• **Page excerpt**
++++++
A key reason to enter a new physics and semiotics is to change the way that one is able to interface with other bodies.  Within the animated hierarchy of this worldstory, violence is channeled from more animated bodies into less animated bodies; bodies are able to be designated by this system, able to be contacted by this violence.  This transmission is necessary for the bodily practice of sacrifice, which is said channeling of violence.  If the sacrificial body is too alien to the sacrificing body, if it operates and exists in a realm where the violence cannot touch, then there can be no effective sacrifice—contact cannot be made through the medium of violence.  This is something that both visual novels explore, and something that I think we can reach for, if not at a physical level, as the protagonists of WKTD and HWBM do, at the level of language.



CONT(R)ACTING INHUMAN BODIES: PART II


In We Know the Devil, the first visual novel from Worst Girls Games, the main characters are at a religious summer camp for “bad kids,” and it is expressed in the text that their “badness” is intrinsically related to their queerness.5  Jupiter is stated to have “the best grades in class,” and is “a perfect role model, except for how she always misses the winning goal and she always blanks on the last question.”  There is an incompleteness to Jupiter’s “good”-ness, and from the beginning it is connected intimately with touch; a desire to touch and be touched, to hurt and be hurt, as she says during the Red Ending, where she becomes the Devil.


♃: I wasn't born good.

♃: But I still thought I could be.

♃: You know, I actually liked when the captain talked about how heaven was on merit; as long as you do good things, maybe you can one day be good...

♃: But then they said we don't believe in that anymore and it's only what's in your heart that matters.

♃: Just when I thought I got it right, they changed it.

♃: I can try hard, but I think...

♃: God knows my heart isn't really in it.

♃: And that was my only shot, right?

♃: Mom taught me to not touch others. It's just polite, you know.

♃: And dad taught me not to let others touch me. You gotta protect yourself if you're a girl, you know.

♃: But if it's only what I feel inside that matters, what am I supposed to do?

♃: I can't stop that kind of touch.6


This touch is considered to be inappropriate, as queer physical affection has been and continues to be often considered as inappropriate—and as inappropriate physical affection has continued to be associated with queerness.  In embracing this touch, in embracing this part of herself, Jupiter becomes the Devil.  This Devil-form is a nonhuman queer body, one that is on its way to exiting the semiotics of human sacrificial violence.
++++++
• **Data provided**

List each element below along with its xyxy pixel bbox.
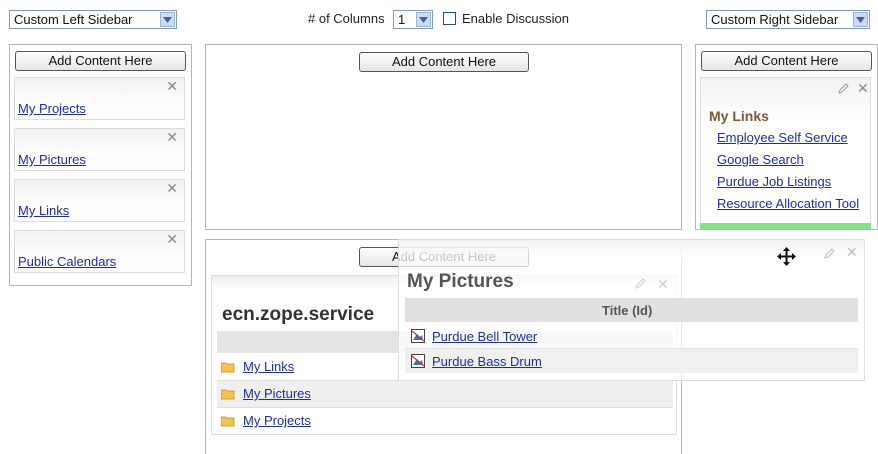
++++++
• **Stated problem 1**
Answer these from the essay excerpt:
(a) What is the bodily practice of sacrifice said to be?
(b) Which studio made We Know the Devil?
(c) In which ending does Jupiter become the Devil?
• **Stated problem 2**
Substitute "retreat" for "summer camp" in the essay excerpt's passage between "CONT(R)ACTING INHUMAN BODIES: PART" and "I could be.", inclusive, and write out the result.
The data stands apart from the essay excerpt and is unrelated to it.

• **Reply 1**
(a) The channeling of violence.
(b) Worst Girls Games.
(c) The Red Ending.

• **Reply 2**
CONT(R)ACTING INHUMAN BODIES: PART II


In We Know the Devil, the first visual novel from Worst Girls Games, the main characters are at a religious retreat for “bad kids,” and it is expressed in the text that their “badness” is intrinsically related to their queerness.5  Jupiter is stated to have “the best grades in class,” and is “a perfect role model, except for how she always misses the winning goal and she always blanks on the last question.”  There is an incompleteness to Jupiter’s “good”-ness, and from the beginning it is connected intimately with touch; a desire to touch and be touched, to hurt and be hurt, as she says during the Red Ending, where she becomes the Devil.


♃: I wasn't born good.

♃: But I still thought I could be.